- [CHALLENGE]
Return all of the entries exactly, with nothing added or left out.

- [GIVEN ENTRIES]
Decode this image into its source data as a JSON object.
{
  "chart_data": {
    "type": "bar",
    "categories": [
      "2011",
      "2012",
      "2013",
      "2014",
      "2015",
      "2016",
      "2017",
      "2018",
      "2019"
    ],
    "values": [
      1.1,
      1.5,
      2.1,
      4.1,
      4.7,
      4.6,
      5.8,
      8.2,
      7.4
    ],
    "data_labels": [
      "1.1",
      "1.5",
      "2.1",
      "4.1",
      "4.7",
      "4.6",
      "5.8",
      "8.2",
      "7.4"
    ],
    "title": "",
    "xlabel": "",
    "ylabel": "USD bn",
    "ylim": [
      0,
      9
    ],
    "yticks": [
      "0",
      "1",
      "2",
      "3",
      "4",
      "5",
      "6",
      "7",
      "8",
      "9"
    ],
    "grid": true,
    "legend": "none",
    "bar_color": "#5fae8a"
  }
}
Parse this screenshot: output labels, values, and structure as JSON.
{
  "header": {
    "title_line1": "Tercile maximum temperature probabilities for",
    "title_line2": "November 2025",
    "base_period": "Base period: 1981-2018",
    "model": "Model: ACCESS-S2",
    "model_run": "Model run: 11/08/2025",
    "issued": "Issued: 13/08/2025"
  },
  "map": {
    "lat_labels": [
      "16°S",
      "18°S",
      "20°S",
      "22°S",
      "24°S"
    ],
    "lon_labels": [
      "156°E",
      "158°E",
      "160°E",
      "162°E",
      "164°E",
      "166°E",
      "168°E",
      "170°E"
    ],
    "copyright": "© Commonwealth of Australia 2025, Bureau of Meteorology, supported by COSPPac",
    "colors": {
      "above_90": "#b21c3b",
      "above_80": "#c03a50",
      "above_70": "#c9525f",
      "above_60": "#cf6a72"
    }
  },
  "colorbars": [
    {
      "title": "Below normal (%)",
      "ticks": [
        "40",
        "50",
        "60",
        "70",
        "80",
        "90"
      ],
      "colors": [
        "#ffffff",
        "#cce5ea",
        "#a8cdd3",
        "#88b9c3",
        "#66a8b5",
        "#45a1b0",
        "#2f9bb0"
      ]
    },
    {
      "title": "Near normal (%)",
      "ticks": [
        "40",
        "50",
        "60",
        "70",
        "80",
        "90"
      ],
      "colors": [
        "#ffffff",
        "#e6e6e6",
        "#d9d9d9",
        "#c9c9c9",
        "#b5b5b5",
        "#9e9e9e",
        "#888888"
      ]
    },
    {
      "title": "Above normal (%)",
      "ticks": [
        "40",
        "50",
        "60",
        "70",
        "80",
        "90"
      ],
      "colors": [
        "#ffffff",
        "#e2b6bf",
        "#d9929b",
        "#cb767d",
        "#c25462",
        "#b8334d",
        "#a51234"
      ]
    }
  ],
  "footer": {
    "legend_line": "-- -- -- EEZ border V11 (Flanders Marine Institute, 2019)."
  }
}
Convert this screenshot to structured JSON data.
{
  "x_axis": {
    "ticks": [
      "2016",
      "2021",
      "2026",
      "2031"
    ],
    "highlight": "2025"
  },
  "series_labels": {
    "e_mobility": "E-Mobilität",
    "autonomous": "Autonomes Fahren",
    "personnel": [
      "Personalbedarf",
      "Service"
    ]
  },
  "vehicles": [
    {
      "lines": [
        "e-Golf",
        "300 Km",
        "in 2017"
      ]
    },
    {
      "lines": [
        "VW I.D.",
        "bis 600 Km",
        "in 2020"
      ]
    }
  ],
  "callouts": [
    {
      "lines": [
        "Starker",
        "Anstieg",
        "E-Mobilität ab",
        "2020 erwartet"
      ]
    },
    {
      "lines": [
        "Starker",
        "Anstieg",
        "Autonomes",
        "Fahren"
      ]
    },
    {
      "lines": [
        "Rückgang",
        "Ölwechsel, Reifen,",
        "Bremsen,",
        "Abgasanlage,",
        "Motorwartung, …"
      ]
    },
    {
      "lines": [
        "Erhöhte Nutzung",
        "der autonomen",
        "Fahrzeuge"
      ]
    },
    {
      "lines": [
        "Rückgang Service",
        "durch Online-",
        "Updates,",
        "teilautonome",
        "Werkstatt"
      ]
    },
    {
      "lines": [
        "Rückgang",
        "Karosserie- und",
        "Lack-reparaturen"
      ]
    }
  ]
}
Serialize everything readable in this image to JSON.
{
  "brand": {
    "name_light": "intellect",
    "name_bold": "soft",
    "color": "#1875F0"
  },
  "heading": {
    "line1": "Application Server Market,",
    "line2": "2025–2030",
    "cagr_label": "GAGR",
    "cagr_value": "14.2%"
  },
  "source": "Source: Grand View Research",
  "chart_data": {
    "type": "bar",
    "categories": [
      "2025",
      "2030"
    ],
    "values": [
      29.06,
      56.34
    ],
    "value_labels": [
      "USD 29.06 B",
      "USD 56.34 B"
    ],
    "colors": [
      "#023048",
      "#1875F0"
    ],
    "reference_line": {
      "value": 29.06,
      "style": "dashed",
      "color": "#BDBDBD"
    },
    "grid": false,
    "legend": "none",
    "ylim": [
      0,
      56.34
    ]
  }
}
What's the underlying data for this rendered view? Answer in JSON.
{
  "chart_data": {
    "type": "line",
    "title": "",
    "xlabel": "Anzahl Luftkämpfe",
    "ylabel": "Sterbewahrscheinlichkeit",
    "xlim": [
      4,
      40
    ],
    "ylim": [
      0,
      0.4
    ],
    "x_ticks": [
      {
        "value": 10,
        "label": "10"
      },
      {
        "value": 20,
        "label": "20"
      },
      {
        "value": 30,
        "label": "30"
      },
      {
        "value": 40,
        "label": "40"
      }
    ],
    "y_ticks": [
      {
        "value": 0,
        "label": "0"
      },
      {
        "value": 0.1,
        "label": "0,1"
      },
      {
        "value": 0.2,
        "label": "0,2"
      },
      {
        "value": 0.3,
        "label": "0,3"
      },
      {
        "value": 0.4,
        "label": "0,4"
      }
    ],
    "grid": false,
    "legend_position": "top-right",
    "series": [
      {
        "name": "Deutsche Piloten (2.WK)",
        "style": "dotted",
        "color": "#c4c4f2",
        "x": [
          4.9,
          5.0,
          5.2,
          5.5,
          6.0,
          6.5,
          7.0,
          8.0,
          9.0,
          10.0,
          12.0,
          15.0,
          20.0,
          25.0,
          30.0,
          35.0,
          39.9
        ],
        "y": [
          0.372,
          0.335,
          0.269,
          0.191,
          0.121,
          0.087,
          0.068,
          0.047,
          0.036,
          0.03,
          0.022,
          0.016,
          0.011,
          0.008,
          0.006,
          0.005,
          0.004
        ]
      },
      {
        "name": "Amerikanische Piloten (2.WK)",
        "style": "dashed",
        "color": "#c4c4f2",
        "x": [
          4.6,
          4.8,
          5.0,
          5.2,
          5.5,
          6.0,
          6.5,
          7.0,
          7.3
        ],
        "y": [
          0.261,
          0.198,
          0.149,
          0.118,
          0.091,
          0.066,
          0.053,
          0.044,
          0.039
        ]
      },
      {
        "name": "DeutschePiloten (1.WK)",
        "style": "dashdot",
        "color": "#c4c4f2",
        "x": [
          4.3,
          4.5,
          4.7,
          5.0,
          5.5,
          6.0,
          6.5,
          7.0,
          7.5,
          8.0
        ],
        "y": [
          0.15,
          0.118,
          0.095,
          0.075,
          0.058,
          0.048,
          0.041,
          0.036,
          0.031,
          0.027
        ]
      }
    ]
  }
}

- [THE ANSWER]
Decode this image into its source data as a JSON object.
{
  "chart_data": {
    "type": "bar",
    "categories": [
      "2011",
      "2012",
      "2013",
      "2014",
      "2015",
      "2016",
      "2017",
      "2018",
      "2019"
    ],
    "values": [
      1.1,
      1.5,
      2.1,
      4.1,
      4.7,
      4.6,
      5.8,
      8.2,
      7.4
    ],
    "data_labels": [
      "1.1",
      "1.5",
      "2.1",
      "4.1",
      "4.7",
      "4.6",
      "5.8",
      "8.2",
      "7.4"
    ],
    "title": "",
    "xlabel": "",
    "ylabel": "USD bn",
    "ylim": [
      0,
      9
    ],
    "yticks": [
      "0",
      "1",
      "2",
      "3",
      "4",
      "5",
      "6",
      "7",
      "8",
      "9"
    ],
    "grid": true,
    "legend": "none",
    "bar_color": "#5fae8a"
  }
}
Parse this screenshot: output labels, values, and structure as JSON.
{
  "header": {
    "title_line1": "Tercile maximum temperature probabilities for",
    "title_line2": "November 2025",
    "base_period": "Base period: 1981-2018",
    "model": "Model: ACCESS-S2",
    "model_run": "Model run: 11/08/2025",
    "issued": "Issued: 13/08/2025"
  },
  "map": {
    "lat_labels": [
      "16°S",
      "18°S",
      "20°S",
      "22°S",
      "24°S"
    ],
    "lon_labels": [
      "156°E",
      "158°E",
      "160°E",
      "162°E",
      "164°E",
      "166°E",
      "168°E",
      "170°E"
    ],
    "copyright": "© Commonwealth of Australia 2025, Bureau of Meteorology, supported by COSPPac",
    "colors": {
      "above_90": "#b21c3b",
      "above_80": "#c03a50",
      "above_70": "#c9525f",
      "above_60": "#cf6a72"
    }
  },
  "colorbars": [
    {
      "title": "Below normal (%)",
      "ticks": [
        "40",
        "50",
        "60",
        "70",
        "80",
        "90"
      ],
      "colors": [
        "#ffffff",
        "#cce5ea",
        "#a8cdd3",
        "#88b9c3",
        "#66a8b5",
        "#45a1b0",
        "#2f9bb0"
      ]
    },
    {
      "title": "Near normal (%)",
      "ticks": [
        "40",
        "50",
        "60",
        "70",
        "80",
        "90"
      ],
      "colors": [
        "#ffffff",
        "#e6e6e6",
        "#d9d9d9",
        "#c9c9c9",
        "#b5b5b5",
        "#9e9e9e",
        "#888888"
      ]
    },
    {
      "title": "Above normal (%)",
      "ticks": [
        "40",
        "50",
        "60",
        "70",
        "80",
        "90"
      ],
      "colors": [
        "#ffffff",
        "#e2b6bf",
        "#d9929b",
        "#cb767d",
        "#c25462",
        "#b8334d",
        "#a51234"
      ]
    }
  ],
  "footer": {
    "legend_line": "-- -- -- EEZ border V11 (Flanders Marine Institute, 2019)."
  }
}
Convert this screenshot to structured JSON data.
{
  "x_axis": {
    "ticks": [
      "2016",
      "2021",
      "2026",
      "2031"
    ],
    "highlight": "2025"
  },
  "series_labels": {
    "e_mobility": "E-Mobilität",
    "autonomous": "Autonomes Fahren",
    "personnel": [
      "Personalbedarf",
      "Service"
    ]
  },
  "vehicles": [
    {
      "lines": [
        "e-Golf",
        "300 Km",
        "in 2017"
      ]
    },
    {
      "lines": [
        "VW I.D.",
        "bis 600 Km",
        "in 2020"
      ]
    }
  ],
  "callouts": [
    {
      "lines": [
        "Starker",
        "Anstieg",
        "E-Mobilität ab",
        "2020 erwartet"
      ]
    },
    {
      "lines": [
        "Starker",
        "Anstieg",
        "Autonomes",
        "Fahren"
      ]
    },
    {
      "lines": [
        "Rückgang",
        "Ölwechsel, Reifen,",
        "Bremsen,",
        "Abgasanlage,",
        "Motorwartung, …"
      ]
    },
    {
      "lines": [
        "Erhöhte Nutzung",
        "der autonomen",
        "Fahrzeuge"
      ]
    },
    {
      "lines": [
        "Rückgang Service",
        "durch Online-",
        "Updates,",
        "teilautonome",
        "Werkstatt"
      ]
    },
    {
      "lines": [
        "Rückgang",
        "Karosserie- und",
        "Lack-reparaturen"
      ]
    }
  ]
}
Serialize everything readable in this image to JSON.
{
  "brand": {
    "name_light": "intellect",
    "name_bold": "soft",
    "color": "#1875F0"
  },
  "heading": {
    "line1": "Application Server Market,",
    "line2": "2025–2030",
    "cagr_label": "GAGR",
    "cagr_value": "14.2%"
  },
  "source": "Source: Grand View Research",
  "chart_data": {
    "type": "bar",
    "categories": [
      "2025",
      "2030"
    ],
    "values": [
      29.06,
      56.34
    ],
    "value_labels": [
      "USD 29.06 B",
      "USD 56.34 B"
    ],
    "colors": [
      "#023048",
      "#1875F0"
    ],
    "reference_line": {
      "value": 29.06,
      "style": "dashed",
      "color": "#BDBDBD"
    },
    "grid": false,
    "legend": "none",
    "ylim": [
      0,
      56.34
    ]
  }
}
What's the underlying data for this rendered view? Answer in JSON.
{
  "chart_data": {
    "type": "line",
    "title": "",
    "xlabel": "Anzahl Luftkämpfe",
    "ylabel": "Sterbewahrscheinlichkeit",
    "xlim": [
      4,
      40
    ],
    "ylim": [
      0,
      0.4
    ],
    "x_ticks": [
      {
        "value": 10,
        "label": "10"
      },
      {
        "value": 20,
        "label": "20"
      },
      {
        "value": 30,
        "label": "30"
      },
      {
        "value": 40,
        "label": "40"
      }
    ],
    "y_ticks": [
      {
        "value": 0,
        "label": "0"
      },
      {
        "value": 0.1,
        "label": "0,1"
      },
      {
        "value": 0.2,
        "label": "0,2"
      },
      {
        "value": 0.3,
        "label": "0,3"
      },
      {
        "value": 0.4,
        "label": "0,4"
      }
    ],
    "grid": false,
    "legend_position": "top-right",
    "series": [
      {
        "name": "Deutsche Piloten (2.WK)",
        "style": "dotted",
        "color": "#c4c4f2",
        "x": [
          4.9,
          5.0,
          5.2,
          5.5,
          6.0,
          6.5,
          7.0,
          8.0,
          9.0,
          10.0,
          12.0,
          15.0,
          20.0,
          25.0,
          30.0,
          35.0,
          39.9
        ],
        "y": [
          0.372,
          0.335,
          0.269,
          0.191,
          0.121,
          0.087,
          0.068,
          0.047,
          0.036,
          0.03,
          0.022,
          0.016,
          0.011,
          0.008,
          0.006,
          0.005,
          0.004
        ]
      },
      {
        "name": "Amerikanische Piloten (2.WK)",
        "style": "dashed",
        "color": "#c4c4f2",
        "x": [
          4.6,
          4.8,
          5.0,
          5.2,
          5.5,
          6.0,
          6.5,
          7.0,
          7.3
        ],
        "y": [
          0.261,
          0.198,
          0.149,
          0.118,
          0.091,
          0.066,
          0.053,
          0.044,
          0.039
        ]
      },
      {
        "name": "DeutschePiloten (1.WK)",
        "style": "dashdot",
        "color": "#c4c4f2",
        "x": [
          4.3,
          4.5,
          4.7,
          5.0,
          5.5,
          6.0,
          6.5,
          7.0,
          7.5,
          8.0
        ],
        "y": [
          0.15,
          0.118,
          0.095,
          0.075,
          0.058,
          0.048,
          0.041,
          0.036,
          0.031,
          0.027
        ]
      }
    ]
  }
}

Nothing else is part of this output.